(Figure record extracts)
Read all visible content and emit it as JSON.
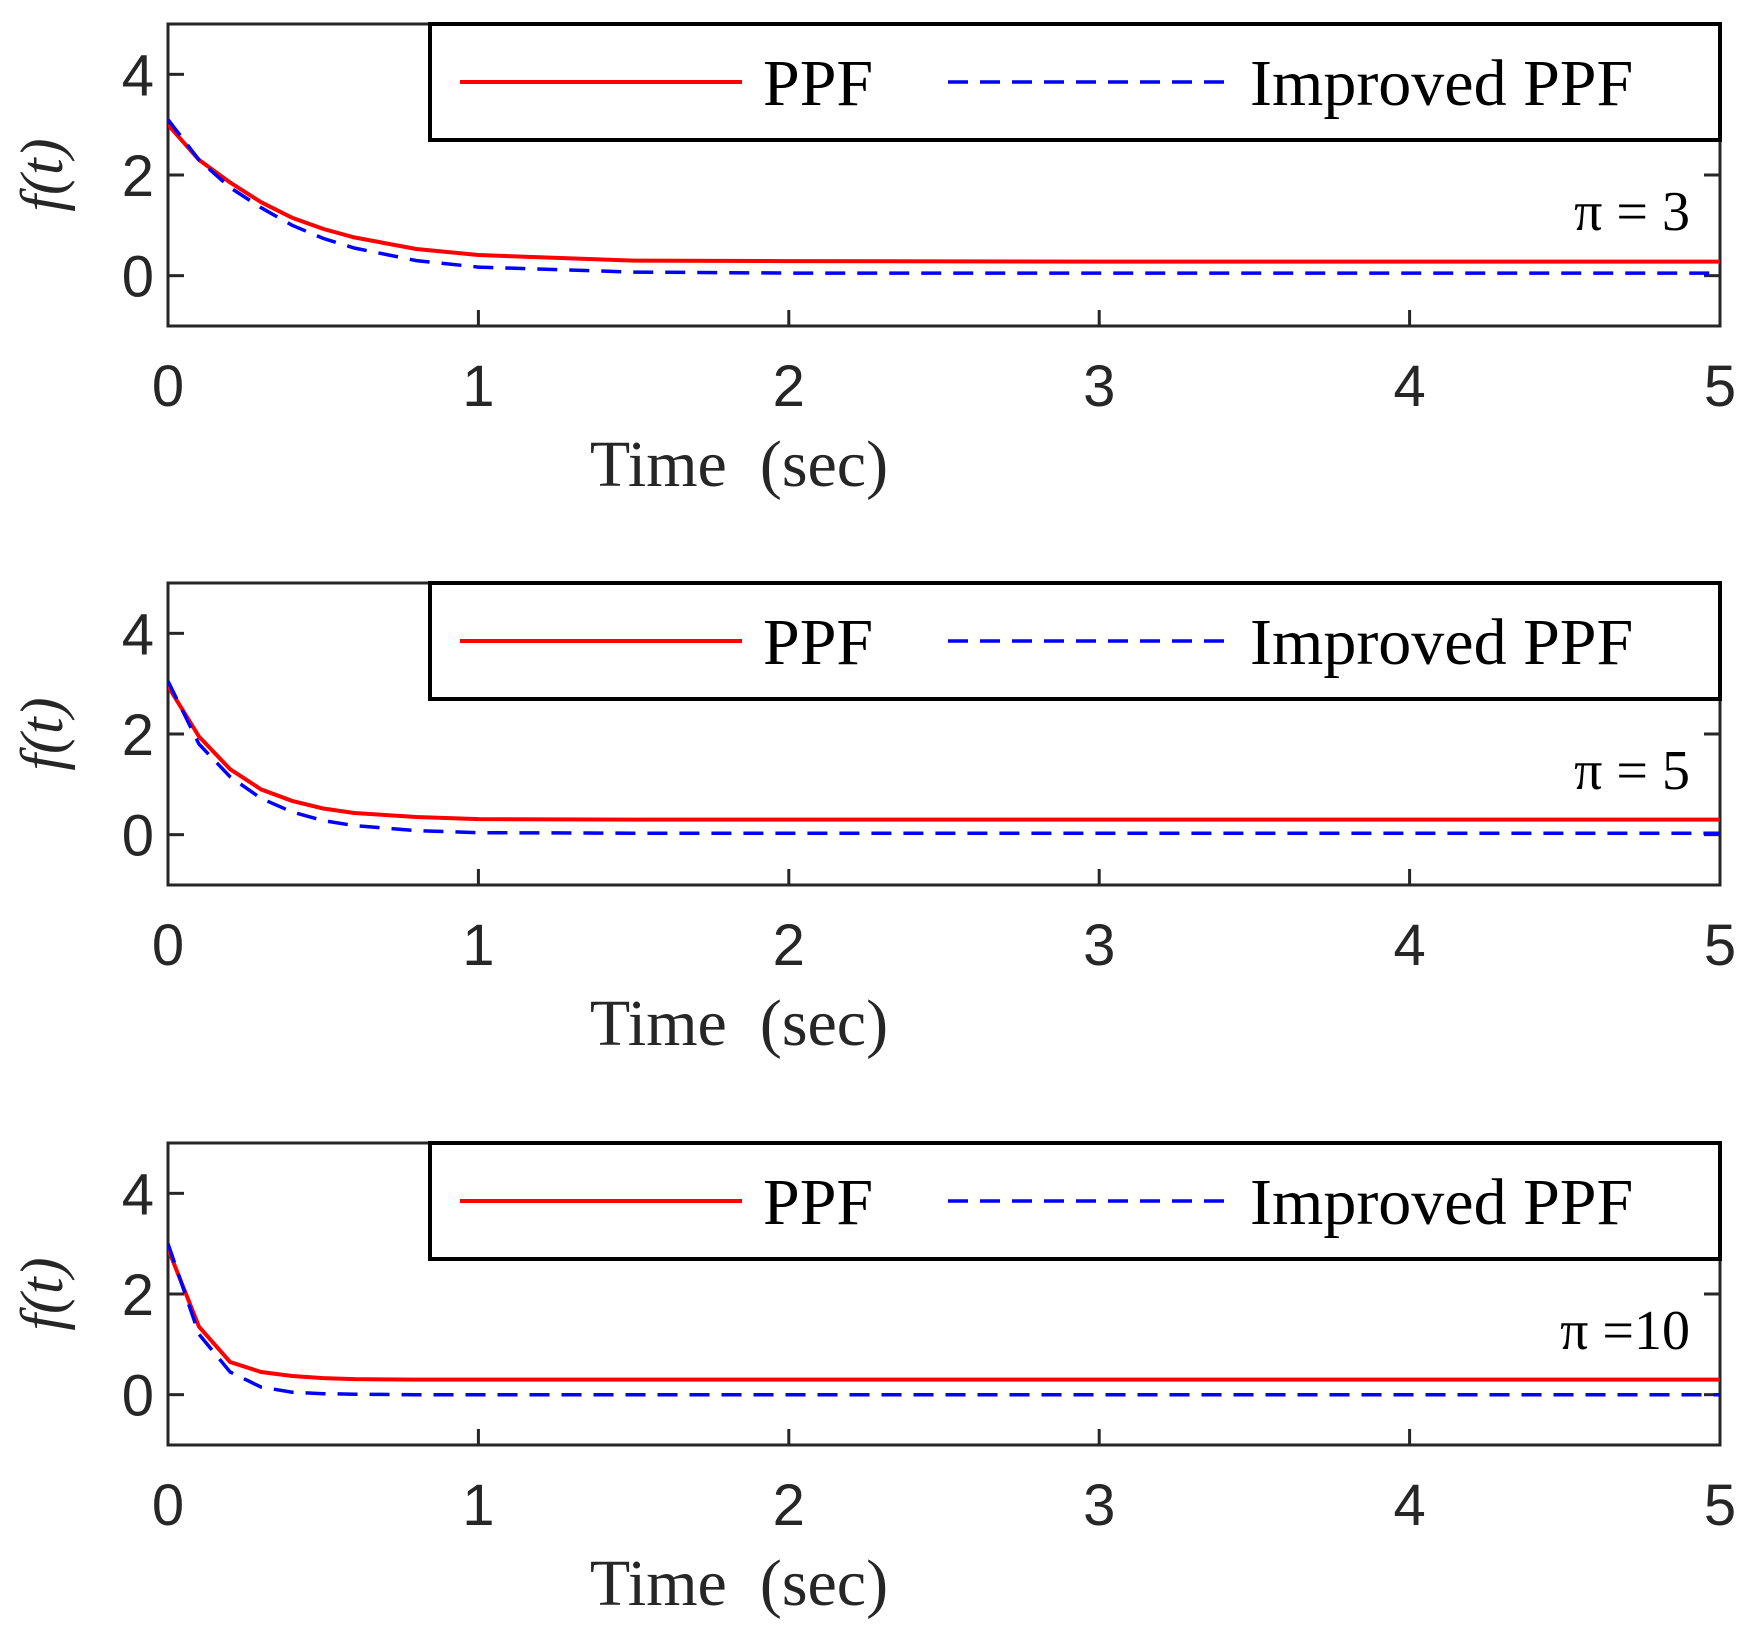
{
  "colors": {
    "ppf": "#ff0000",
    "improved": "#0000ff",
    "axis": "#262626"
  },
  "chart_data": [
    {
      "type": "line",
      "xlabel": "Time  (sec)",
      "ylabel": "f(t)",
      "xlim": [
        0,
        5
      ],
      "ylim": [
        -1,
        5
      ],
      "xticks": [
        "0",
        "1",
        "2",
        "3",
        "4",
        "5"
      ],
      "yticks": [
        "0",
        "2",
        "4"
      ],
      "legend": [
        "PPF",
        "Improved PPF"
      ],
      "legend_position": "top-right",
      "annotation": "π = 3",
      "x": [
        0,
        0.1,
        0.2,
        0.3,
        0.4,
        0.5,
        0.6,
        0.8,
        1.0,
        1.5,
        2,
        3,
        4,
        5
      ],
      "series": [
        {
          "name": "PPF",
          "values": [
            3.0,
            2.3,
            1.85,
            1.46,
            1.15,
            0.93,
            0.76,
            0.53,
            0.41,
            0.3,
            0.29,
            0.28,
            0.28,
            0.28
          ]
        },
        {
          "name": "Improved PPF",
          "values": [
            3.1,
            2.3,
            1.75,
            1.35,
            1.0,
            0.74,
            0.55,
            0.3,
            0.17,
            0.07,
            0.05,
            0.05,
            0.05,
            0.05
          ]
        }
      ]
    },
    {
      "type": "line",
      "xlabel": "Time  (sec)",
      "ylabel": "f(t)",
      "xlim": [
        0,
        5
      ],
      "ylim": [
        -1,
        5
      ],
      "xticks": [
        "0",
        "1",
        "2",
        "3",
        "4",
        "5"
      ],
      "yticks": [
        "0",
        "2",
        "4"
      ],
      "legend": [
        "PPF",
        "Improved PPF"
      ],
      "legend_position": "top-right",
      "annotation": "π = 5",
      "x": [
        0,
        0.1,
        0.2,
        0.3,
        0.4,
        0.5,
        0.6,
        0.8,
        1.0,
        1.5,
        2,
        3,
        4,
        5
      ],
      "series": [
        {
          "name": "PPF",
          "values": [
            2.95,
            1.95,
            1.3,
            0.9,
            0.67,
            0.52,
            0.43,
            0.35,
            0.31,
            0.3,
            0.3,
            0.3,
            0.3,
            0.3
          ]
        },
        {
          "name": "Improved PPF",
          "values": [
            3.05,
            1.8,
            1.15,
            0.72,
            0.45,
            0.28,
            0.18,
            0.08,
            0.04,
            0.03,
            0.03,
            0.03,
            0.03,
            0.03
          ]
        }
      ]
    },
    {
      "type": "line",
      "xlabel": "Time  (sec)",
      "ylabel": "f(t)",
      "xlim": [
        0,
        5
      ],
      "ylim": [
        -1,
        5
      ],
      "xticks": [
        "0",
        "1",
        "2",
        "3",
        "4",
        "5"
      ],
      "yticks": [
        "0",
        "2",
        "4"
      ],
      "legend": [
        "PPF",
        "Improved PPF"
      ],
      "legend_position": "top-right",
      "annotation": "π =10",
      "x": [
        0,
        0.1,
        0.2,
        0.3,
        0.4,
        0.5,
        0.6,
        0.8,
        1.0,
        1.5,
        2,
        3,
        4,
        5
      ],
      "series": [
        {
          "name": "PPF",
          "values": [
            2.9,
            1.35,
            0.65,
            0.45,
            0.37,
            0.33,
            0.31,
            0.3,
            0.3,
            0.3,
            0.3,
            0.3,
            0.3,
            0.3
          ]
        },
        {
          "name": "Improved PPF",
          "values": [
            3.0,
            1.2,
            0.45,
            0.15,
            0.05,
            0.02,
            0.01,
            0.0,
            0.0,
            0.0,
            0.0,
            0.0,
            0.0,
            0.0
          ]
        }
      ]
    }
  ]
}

#### [INSTRUCTIONS TO FOLLOW]
In the copy, include all records verbatim but no images.

#### [RESPONSE TO THIS EXERCISE]
Read all visible content and emit it as JSON.
{
  "colors": {
    "ppf": "#ff0000",
    "improved": "#0000ff",
    "axis": "#262626"
  },
  "chart_data": [
    {
      "type": "line",
      "xlabel": "Time  (sec)",
      "ylabel": "f(t)",
      "xlim": [
        0,
        5
      ],
      "ylim": [
        -1,
        5
      ],
      "xticks": [
        "0",
        "1",
        "2",
        "3",
        "4",
        "5"
      ],
      "yticks": [
        "0",
        "2",
        "4"
      ],
      "legend": [
        "PPF",
        "Improved PPF"
      ],
      "legend_position": "top-right",
      "annotation": "π = 3",
      "x": [
        0,
        0.1,
        0.2,
        0.3,
        0.4,
        0.5,
        0.6,
        0.8,
        1.0,
        1.5,
        2,
        3,
        4,
        5
      ],
      "series": [
        {
          "name": "PPF",
          "values": [
            3.0,
            2.3,
            1.85,
            1.46,
            1.15,
            0.93,
            0.76,
            0.53,
            0.41,
            0.3,
            0.29,
            0.28,
            0.28,
            0.28
          ]
        },
        {
          "name": "Improved PPF",
          "values": [
            3.1,
            2.3,
            1.75,
            1.35,
            1.0,
            0.74,
            0.55,
            0.3,
            0.17,
            0.07,
            0.05,
            0.05,
            0.05,
            0.05
          ]
        }
      ]
    },
    {
      "type": "line",
      "xlabel": "Time  (sec)",
      "ylabel": "f(t)",
      "xlim": [
        0,
        5
      ],
      "ylim": [
        -1,
        5
      ],
      "xticks": [
        "0",
        "1",
        "2",
        "3",
        "4",
        "5"
      ],
      "yticks": [
        "0",
        "2",
        "4"
      ],
      "legend": [
        "PPF",
        "Improved PPF"
      ],
      "legend_position": "top-right",
      "annotation": "π = 5",
      "x": [
        0,
        0.1,
        0.2,
        0.3,
        0.4,
        0.5,
        0.6,
        0.8,
        1.0,
        1.5,
        2,
        3,
        4,
        5
      ],
      "series": [
        {
          "name": "PPF",
          "values": [
            2.95,
            1.95,
            1.3,
            0.9,
            0.67,
            0.52,
            0.43,
            0.35,
            0.31,
            0.3,
            0.3,
            0.3,
            0.3,
            0.3
          ]
        },
        {
          "name": "Improved PPF",
          "values": [
            3.05,
            1.8,
            1.15,
            0.72,
            0.45,
            0.28,
            0.18,
            0.08,
            0.04,
            0.03,
            0.03,
            0.03,
            0.03,
            0.03
          ]
        }
      ]
    },
    {
      "type": "line",
      "xlabel": "Time  (sec)",
      "ylabel": "f(t)",
      "xlim": [
        0,
        5
      ],
      "ylim": [
        -1,
        5
      ],
      "xticks": [
        "0",
        "1",
        "2",
        "3",
        "4",
        "5"
      ],
      "yticks": [
        "0",
        "2",
        "4"
      ],
      "legend": [
        "PPF",
        "Improved PPF"
      ],
      "legend_position": "top-right",
      "annotation": "π =10",
      "x": [
        0,
        0.1,
        0.2,
        0.3,
        0.4,
        0.5,
        0.6,
        0.8,
        1.0,
        1.5,
        2,
        3,
        4,
        5
      ],
      "series": [
        {
          "name": "PPF",
          "values": [
            2.9,
            1.35,
            0.65,
            0.45,
            0.37,
            0.33,
            0.31,
            0.3,
            0.3,
            0.3,
            0.3,
            0.3,
            0.3,
            0.3
          ]
        },
        {
          "name": "Improved PPF",
          "values": [
            3.0,
            1.2,
            0.45,
            0.15,
            0.05,
            0.02,
            0.01,
            0.0,
            0.0,
            0.0,
            0.0,
            0.0,
            0.0,
            0.0
          ]
        }
      ]
    }
  ]
}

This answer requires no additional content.